## TEXTE À LIRE
<<<<
«Tais-toi!»: un enseignement nouveau

Abbatiale de Romainmôtier ©Trisente, CC BY-SA 4.0 Wikimedia Commons

Écouter le culte :

« Tais-toi ! ». Ce n’est pas la première parole explicite de Jésus dans l’Évangile de Marc, mais presque. « Tais-toi » : une injonction qui suscite le malaise à l’heure où les Églises sont coupables d’avoir alimenté une culture du secret mortifère. « Tais-toi » : un ordre violent, clair, une parole d’autorité. Mais pourquoi une telle parole face à un homme visiblement en détresse, un homme qui peut-être aurait besoin d’être écouté ?

Jésus invite cet homme tourmenté au silence. Parce qu’il est face à une personne qui est profondément divisée en elle-même, passant du « nous » au « je », marquant dans ses propres mots qu’elle n’est plus en cohérence, qu’elle n’est plus unifiée.

Il invite cet homme au silence parce que Jésus est face à une personne qui sait : « Je sais qui tu es », dit l’homme, et ce qu’il dit est juste. Mais le savoir, en particulier quand il est appliqué à l’identité de quelqu’un, est toujours quête de pouvoir et est toujours enfermant.

Jésus invite cet homme au silence, car il a une conscience aigüe que l’humanité est toujours dans un rapport de dépendance avec ce qui l’entoure, et qu’il y a un combat à mener pour que cette dépendance n’amène pas l’aliénation, mais au contraire qu’elle contribue à l’accomplissement de soi.

À nous qui entretenons une relation fragmentée avec le monde autour de nous, à nous qui sommes morcelés par tant d’idées différentes qui tournent dans nos têtes, de sollicitations diverses avec tout ce que l’on devrait faire, tout ce à quoi l’on devrait penser, comme être un meilleur parent, un meilleur travailleur, un meilleur amant, un meilleur sportif, un meilleur consommateur, un meilleur soignant de la planète, un meilleur…

À nous qui sommes morcelés parce que notre être intérieur part dans tous les sens, et que nous percevons nos incohérences, et que nous en déduisons que nous ne valons rien, que nous ne pouvons pas être aimés…

À nous qui vivons cela, Jésus dit : « Tais-toi. » Fais silence. Fais silence… accueille une parole qui te désencombre et qui va t’aider à faire sortir de toi tout ce qui te fragmente. Pour que ce « nous » qui est en toi redevienne un « je ».

Et quand notre manière de croire en Dieu – ou en quoi que ce soit d’autre d’ailleurs – devient une manière de dire « je sais » ; quand nos pensées et nos paroles deviennent enfermantes : « Je sais qui tu es, je sais ce que tu penses, je sais ce qu’il faut croire, je sais qui est le vrai Dieu, je sais ce qu’il faut faire, je sais, je sais, je sais… »
>>>>
[Listes d'éléments et de leurs cadres]
<<<<
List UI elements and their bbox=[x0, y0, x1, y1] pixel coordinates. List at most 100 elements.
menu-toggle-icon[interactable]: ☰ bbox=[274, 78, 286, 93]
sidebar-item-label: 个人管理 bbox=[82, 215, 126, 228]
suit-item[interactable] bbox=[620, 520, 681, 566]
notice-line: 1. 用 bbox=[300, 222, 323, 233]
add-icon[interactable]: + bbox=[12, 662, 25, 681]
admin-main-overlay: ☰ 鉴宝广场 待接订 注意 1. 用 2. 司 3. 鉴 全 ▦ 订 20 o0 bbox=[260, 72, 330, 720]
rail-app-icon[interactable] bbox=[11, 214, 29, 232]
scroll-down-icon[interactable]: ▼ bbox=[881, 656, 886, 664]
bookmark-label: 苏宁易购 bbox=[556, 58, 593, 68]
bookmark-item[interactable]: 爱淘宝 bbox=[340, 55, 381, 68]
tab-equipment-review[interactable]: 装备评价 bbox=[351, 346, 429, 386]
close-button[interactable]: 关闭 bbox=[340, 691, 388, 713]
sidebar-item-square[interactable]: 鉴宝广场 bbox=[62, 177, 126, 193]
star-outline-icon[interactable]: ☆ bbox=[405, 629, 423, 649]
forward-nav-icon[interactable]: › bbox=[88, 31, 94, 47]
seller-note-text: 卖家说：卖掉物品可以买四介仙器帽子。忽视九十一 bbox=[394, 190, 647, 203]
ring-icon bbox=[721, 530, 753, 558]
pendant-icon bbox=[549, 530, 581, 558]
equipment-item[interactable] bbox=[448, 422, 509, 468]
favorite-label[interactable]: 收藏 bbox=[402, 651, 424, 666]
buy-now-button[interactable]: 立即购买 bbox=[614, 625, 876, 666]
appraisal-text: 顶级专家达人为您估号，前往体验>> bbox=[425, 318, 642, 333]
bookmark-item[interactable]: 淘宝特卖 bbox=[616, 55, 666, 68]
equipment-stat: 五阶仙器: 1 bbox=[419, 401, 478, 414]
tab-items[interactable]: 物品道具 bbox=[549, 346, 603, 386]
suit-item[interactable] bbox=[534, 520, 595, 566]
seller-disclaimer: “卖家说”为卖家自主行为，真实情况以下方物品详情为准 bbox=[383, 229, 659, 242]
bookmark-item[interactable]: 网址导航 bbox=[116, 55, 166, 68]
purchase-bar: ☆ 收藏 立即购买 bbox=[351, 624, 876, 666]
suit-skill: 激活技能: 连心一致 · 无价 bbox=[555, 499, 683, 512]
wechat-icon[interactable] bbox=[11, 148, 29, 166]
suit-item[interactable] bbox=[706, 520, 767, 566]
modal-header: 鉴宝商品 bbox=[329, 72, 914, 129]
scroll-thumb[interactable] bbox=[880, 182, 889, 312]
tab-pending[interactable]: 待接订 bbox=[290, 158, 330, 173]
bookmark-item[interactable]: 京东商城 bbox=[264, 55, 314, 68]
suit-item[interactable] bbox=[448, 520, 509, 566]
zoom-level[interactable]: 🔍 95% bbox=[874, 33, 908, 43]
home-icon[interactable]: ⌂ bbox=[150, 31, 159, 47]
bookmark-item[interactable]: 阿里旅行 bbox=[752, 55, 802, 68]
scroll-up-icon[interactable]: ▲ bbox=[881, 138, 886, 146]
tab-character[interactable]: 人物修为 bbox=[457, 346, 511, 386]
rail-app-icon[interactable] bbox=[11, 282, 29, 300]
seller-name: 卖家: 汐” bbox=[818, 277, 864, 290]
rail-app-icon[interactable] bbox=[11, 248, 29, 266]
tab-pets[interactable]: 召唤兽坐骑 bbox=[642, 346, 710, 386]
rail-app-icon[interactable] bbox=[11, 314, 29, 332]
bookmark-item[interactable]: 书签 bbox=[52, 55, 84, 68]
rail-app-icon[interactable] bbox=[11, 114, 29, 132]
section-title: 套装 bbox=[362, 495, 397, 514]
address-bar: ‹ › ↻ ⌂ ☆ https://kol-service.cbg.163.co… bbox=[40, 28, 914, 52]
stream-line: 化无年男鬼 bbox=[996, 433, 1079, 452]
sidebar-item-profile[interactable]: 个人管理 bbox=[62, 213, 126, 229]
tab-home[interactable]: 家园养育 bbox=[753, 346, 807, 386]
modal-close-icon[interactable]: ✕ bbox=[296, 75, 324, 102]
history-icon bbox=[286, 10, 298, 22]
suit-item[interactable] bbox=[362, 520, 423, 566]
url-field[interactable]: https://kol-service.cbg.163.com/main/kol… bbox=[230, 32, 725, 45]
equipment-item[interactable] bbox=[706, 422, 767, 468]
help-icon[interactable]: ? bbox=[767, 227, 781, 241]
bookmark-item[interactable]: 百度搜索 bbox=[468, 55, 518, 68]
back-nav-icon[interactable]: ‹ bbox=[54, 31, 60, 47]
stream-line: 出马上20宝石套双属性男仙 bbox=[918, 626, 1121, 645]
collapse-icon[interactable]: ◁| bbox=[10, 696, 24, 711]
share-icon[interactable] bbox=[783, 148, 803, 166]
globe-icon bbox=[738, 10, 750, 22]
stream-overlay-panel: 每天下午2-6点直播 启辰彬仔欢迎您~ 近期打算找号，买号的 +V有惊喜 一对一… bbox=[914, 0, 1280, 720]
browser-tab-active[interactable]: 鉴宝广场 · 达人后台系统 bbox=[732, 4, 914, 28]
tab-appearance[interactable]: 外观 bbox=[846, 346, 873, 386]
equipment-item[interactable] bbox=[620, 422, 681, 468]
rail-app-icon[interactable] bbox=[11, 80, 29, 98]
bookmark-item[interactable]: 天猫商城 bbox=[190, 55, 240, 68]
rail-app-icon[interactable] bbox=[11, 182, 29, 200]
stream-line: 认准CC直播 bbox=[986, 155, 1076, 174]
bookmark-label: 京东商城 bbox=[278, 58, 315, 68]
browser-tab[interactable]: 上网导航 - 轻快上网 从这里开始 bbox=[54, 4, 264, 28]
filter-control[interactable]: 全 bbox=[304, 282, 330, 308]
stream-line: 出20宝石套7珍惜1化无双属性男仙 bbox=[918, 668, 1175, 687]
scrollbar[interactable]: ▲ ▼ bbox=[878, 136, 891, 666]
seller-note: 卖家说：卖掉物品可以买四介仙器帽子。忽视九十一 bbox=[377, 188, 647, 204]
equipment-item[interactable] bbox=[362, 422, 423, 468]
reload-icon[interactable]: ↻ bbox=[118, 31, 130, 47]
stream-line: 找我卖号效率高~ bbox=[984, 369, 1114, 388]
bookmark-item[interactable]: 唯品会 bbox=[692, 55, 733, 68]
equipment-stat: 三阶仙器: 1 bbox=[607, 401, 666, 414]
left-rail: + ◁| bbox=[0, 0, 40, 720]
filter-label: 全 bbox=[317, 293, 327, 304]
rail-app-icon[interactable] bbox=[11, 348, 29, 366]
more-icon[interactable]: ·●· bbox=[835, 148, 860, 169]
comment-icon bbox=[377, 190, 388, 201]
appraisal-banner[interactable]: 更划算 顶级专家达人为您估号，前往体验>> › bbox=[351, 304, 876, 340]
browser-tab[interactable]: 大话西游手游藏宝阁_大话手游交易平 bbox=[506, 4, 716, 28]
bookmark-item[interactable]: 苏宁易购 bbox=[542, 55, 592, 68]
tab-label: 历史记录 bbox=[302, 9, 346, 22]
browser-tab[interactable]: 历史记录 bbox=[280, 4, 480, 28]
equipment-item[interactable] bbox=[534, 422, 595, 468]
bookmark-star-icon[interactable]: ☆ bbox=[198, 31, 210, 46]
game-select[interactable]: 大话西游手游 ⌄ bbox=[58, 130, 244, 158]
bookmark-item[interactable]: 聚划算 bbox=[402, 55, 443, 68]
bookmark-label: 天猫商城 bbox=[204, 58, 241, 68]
>>>>
## TÂCHE COURTE 1
Extrais de la prédication tout le passage allant de « Jésus invite cet homme au » jusqu'à « l’accomplissement de soi. ».
## TÂCHE COURTE 2
Recopie à l'identique tout ce qui va du début des enregistrements jusqu'à la ligne contenant « favorite-label[interactable]: 收藏 bbox=[402, 651, 424, 666] », cette ligne comprise.

## RÉPONSE CORRECTE 1
Jésus invite cet homme au silence, car il a une conscience aigüe que l’humanité est toujours dans un rapport de dépendance avec ce qui l’entoure, et qu’il y a un combat à mener pour que cette dépendance n’amène pas l’aliénation, mais au contraire qu’elle contribue à l’accomplissement de soi.

## RÉPONSE CORRECTE 2
List UI elements and their bbox=[x0, y0, x1, y1] pixel coordinates. List at most 100 elements.
menu-toggle-icon[interactable]: ☰ bbox=[274, 78, 286, 93]
sidebar-item-label: 个人管理 bbox=[82, 215, 126, 228]
suit-item[interactable] bbox=[620, 520, 681, 566]
notice-line: 1. 用 bbox=[300, 222, 323, 233]
add-icon[interactable]: + bbox=[12, 662, 25, 681]
admin-main-overlay: ☰ 鉴宝广场 待接订 注意 1. 用 2. 司 3. 鉴 全 ▦ 订 20 o0 bbox=[260, 72, 330, 720]
rail-app-icon[interactable] bbox=[11, 214, 29, 232]
scroll-down-icon[interactable]: ▼ bbox=[881, 656, 886, 664]
bookmark-label: 苏宁易购 bbox=[556, 58, 593, 68]
bookmark-item[interactable]: 爱淘宝 bbox=[340, 55, 381, 68]
tab-equipment-review[interactable]: 装备评价 bbox=[351, 346, 429, 386]
close-button[interactable]: 关闭 bbox=[340, 691, 388, 713]
sidebar-item-square[interactable]: 鉴宝广场 bbox=[62, 177, 126, 193]
star-outline-icon[interactable]: ☆ bbox=[405, 629, 423, 649]
forward-nav-icon[interactable]: › bbox=[88, 31, 94, 47]
seller-note-text: 卖家说：卖掉物品可以买四介仙器帽子。忽视九十一 bbox=[394, 190, 647, 203]
ring-icon bbox=[721, 530, 753, 558]
pendant-icon bbox=[549, 530, 581, 558]
equipment-item[interactable] bbox=[448, 422, 509, 468]
favorite-label[interactable]: 收藏 bbox=[402, 651, 424, 666]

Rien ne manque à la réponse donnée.